## What needs to be done
Tally the lines that contain the string "angle" and give the number by itself.

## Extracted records
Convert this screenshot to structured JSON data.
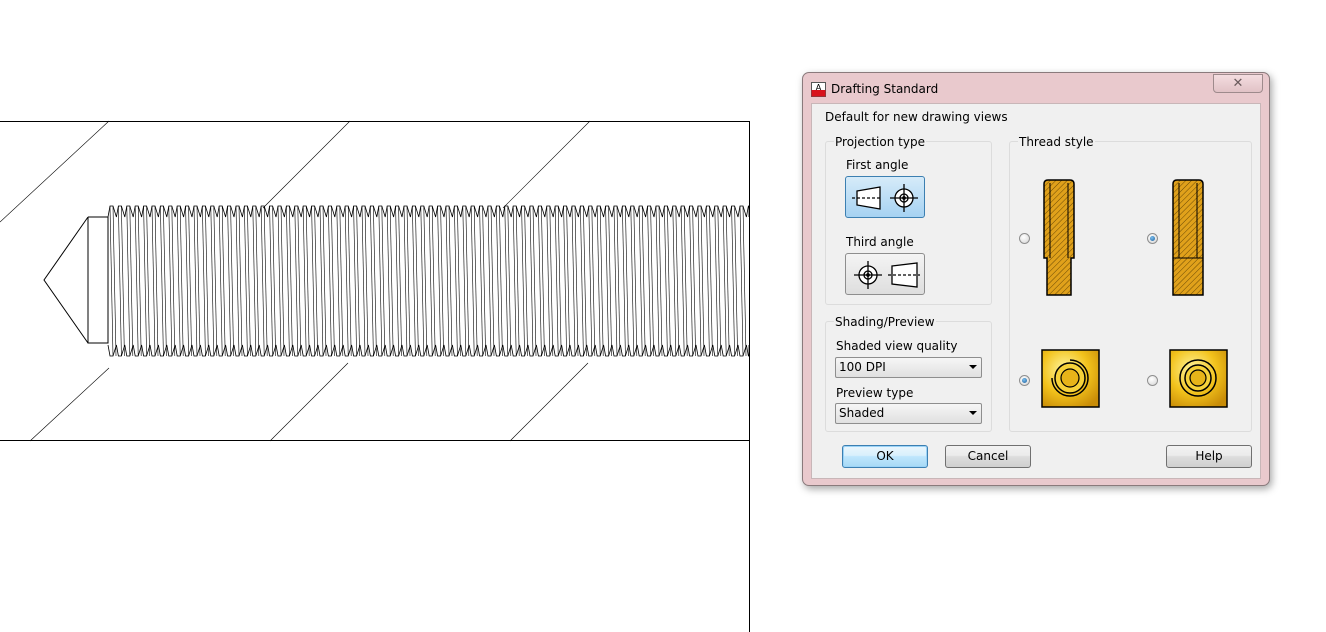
{
  "dialog": {
    "title": "Drafting Standard",
    "close_label": "✕",
    "intro": "Default for new drawing views",
    "projection": {
      "group_label": "Projection type",
      "first_angle_label": "First angle",
      "third_angle_label": "Third angle",
      "selected": "first"
    },
    "thread_style": {
      "group_label": "Thread style",
      "selected_section": "right",
      "selected_end": "left"
    },
    "shading": {
      "group_label": "Shading/Preview",
      "quality_label": "Shaded view quality",
      "quality_value": "100 DPI",
      "preview_label": "Preview type",
      "preview_value": "Shaded"
    },
    "buttons": {
      "ok": "OK",
      "cancel": "Cancel",
      "help": "Help"
    }
  },
  "colors": {
    "dialog_frame": "#e9c9cd",
    "thread_gold": "#e0a11b",
    "selected_button": "#a6d2f2",
    "app_icon_red": "#d8131d"
  }
}
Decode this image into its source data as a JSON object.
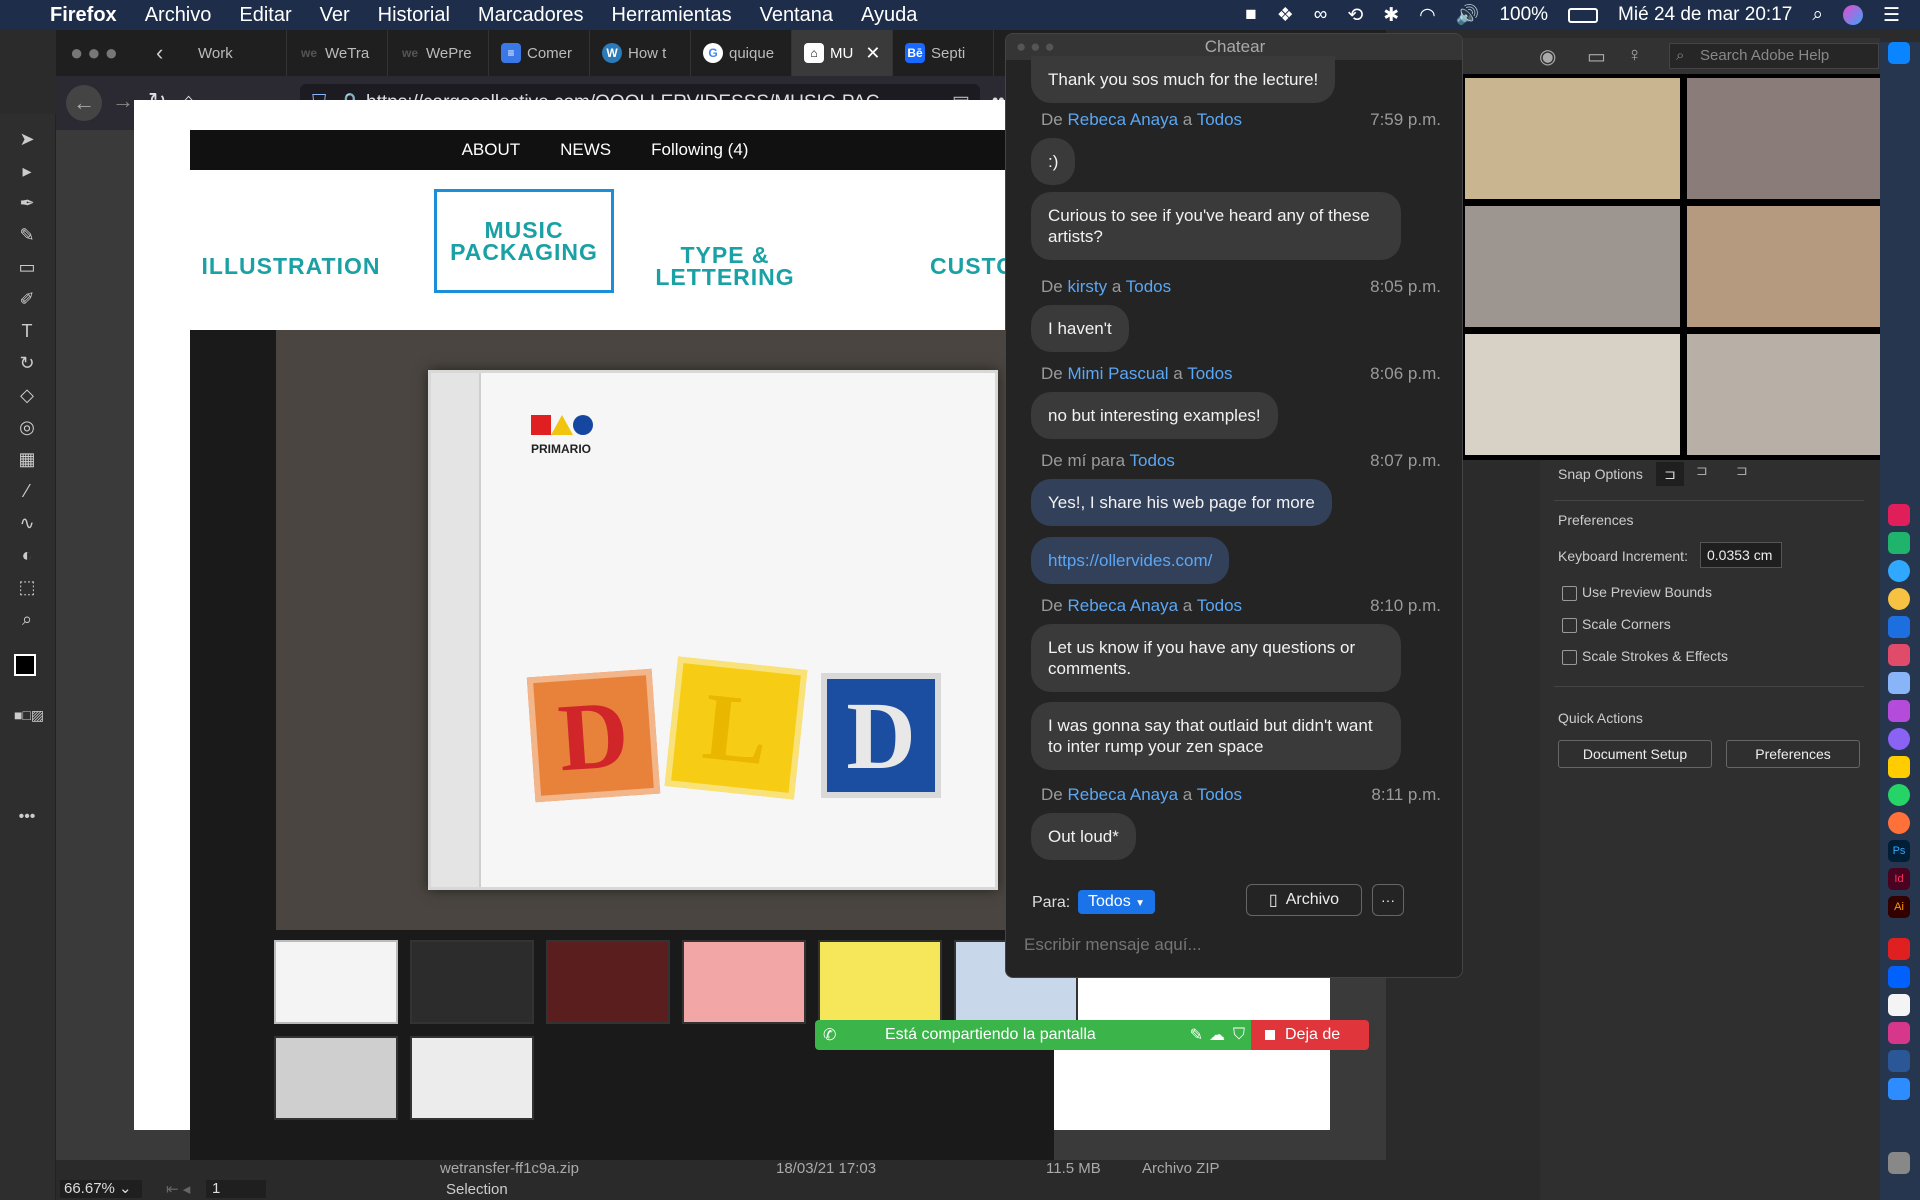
{
  "menubar": {
    "app": "Firefox",
    "items": [
      "Archivo",
      "Editar",
      "Ver",
      "Historial",
      "Marcadores",
      "Herramientas",
      "Ventana",
      "Ayuda"
    ],
    "battery": "100%",
    "datetime": "Mié 24 de mar  20:17"
  },
  "browser": {
    "tabs": [
      {
        "label": "Work",
        "icon": "generic"
      },
      {
        "label": "WeTra",
        "icon": "wetransfer"
      },
      {
        "label": "WePre",
        "icon": "wetransfer"
      },
      {
        "label": "Comer",
        "icon": "docs"
      },
      {
        "label": "How t",
        "icon": "wordpress"
      },
      {
        "label": "quique",
        "icon": "google"
      },
      {
        "label": "MU",
        "icon": "cargo",
        "active": true
      },
      {
        "label": "Septi",
        "icon": "behance"
      }
    ],
    "url": "https://cargocollective.com/OOOLLERVIDESSS/MUSIC-PAC"
  },
  "site": {
    "nav": [
      "ABOUT",
      "NEWS",
      "Following (4)"
    ],
    "categories": [
      "ILLUSTRATION",
      "MUSIC PACKAGING",
      "TYPE & LETTERING",
      "CUSTOM"
    ],
    "cd_brand": "PRIMARIO",
    "blocks": [
      "D",
      "L",
      "D"
    ]
  },
  "share": {
    "label": "Está compartiendo la pantalla",
    "stop": "Deja de"
  },
  "chat": {
    "title": "Chatear",
    "messages": [
      {
        "text": "Thank you sos much for the lecture!"
      },
      {
        "from": "Rebeca Anaya",
        "to": "Todos",
        "time": "7:59 p.m.",
        "text": ":)"
      },
      {
        "text": "Curious to see if you've heard any of these artists?"
      },
      {
        "from": "kirsty",
        "to": "Todos",
        "time": "8:05 p.m.",
        "text": "I haven't"
      },
      {
        "from": "Mimi Pascual",
        "to": "Todos",
        "time": "8:06 p.m.",
        "text": "no but interesting examples!"
      },
      {
        "from": "mí",
        "to": "Todos",
        "time": "8:07 p.m.",
        "text": "Yes!, I share his web page for more"
      },
      {
        "text": "https://ollervides.com/"
      },
      {
        "from": "Rebeca Anaya",
        "to": "Todos",
        "time": "8:10 p.m.",
        "text": "Let us know if you have any questions or comments."
      },
      {
        "text": "I was gonna say that outlaid but didn't want to inter rump your zen space"
      },
      {
        "from": "Rebeca Anaya",
        "to": "Todos",
        "time": "8:11 p.m.",
        "text": "Out loud*"
      }
    ],
    "to_label": "Para:",
    "to_value": "Todos",
    "file_button": "Archivo",
    "placeholder": "Escribir mensaje aquí...",
    "de": "De",
    "a": "a",
    "para": "para"
  },
  "illustrator": {
    "search_placeholder": "Search Adobe Help",
    "snap_options": "Snap Options",
    "preferences_heading": "Preferences",
    "keyboard_increment_label": "Keyboard Increment:",
    "keyboard_increment_value": "0.0353 cm",
    "checkboxes": [
      "Use Preview Bounds",
      "Scale Corners",
      "Scale Strokes & Effects"
    ],
    "quick_actions": "Quick Actions",
    "buttons": [
      "Document Setup",
      "Preferences"
    ],
    "zoom": "66.67%",
    "artboard": "1",
    "status": "Selection",
    "bottom_file": "wetransfer-ff1c9a.zip",
    "bottom_date": "18/03/21 17:03",
    "bottom_size": "11.5 MB",
    "bottom_kind": "Archivo ZIP"
  }
}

## Exercise answer
2